Your goal
Copy out each line below that has the word "производств" in it.
— START Source records —
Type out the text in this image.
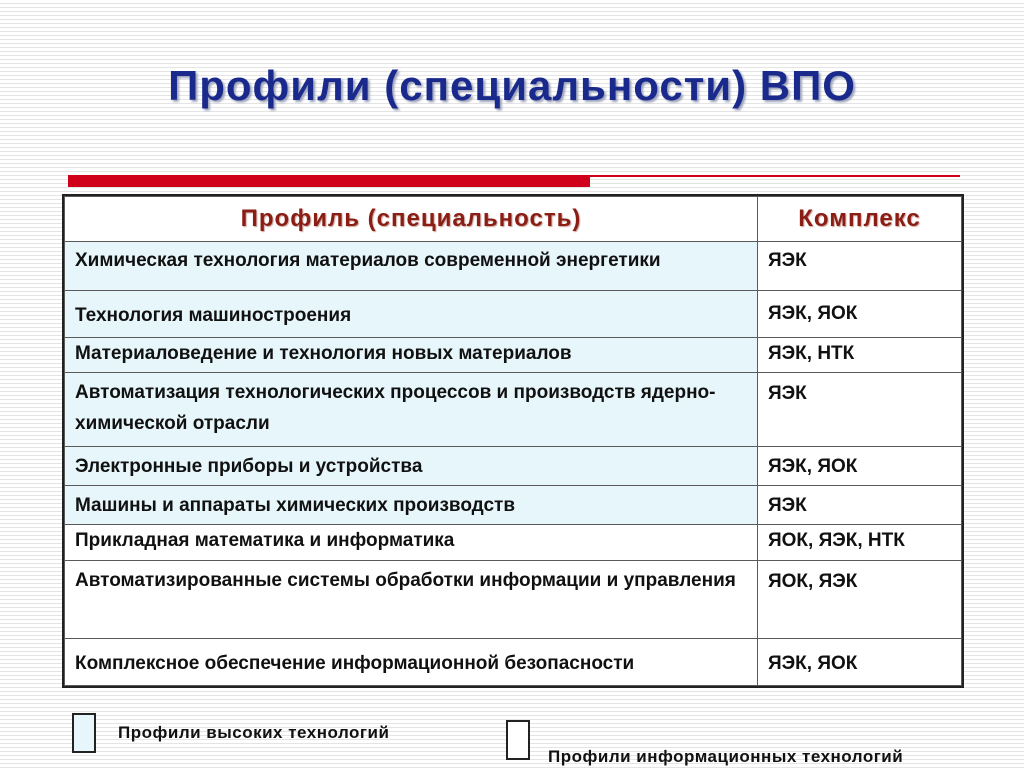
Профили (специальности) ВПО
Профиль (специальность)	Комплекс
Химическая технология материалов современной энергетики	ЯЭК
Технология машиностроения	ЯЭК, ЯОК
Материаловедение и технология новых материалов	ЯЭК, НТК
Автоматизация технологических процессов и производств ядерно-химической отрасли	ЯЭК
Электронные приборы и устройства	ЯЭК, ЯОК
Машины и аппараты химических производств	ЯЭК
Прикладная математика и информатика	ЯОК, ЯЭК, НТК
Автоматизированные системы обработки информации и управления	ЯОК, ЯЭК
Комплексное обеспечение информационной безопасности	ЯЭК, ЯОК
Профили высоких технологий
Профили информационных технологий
— END Source records —
Reply to the exercise
Автоматизация технологических процессов и производств ядерно-химической отрасли	ЯЭК
Машины и аппараты химических производств	ЯЭК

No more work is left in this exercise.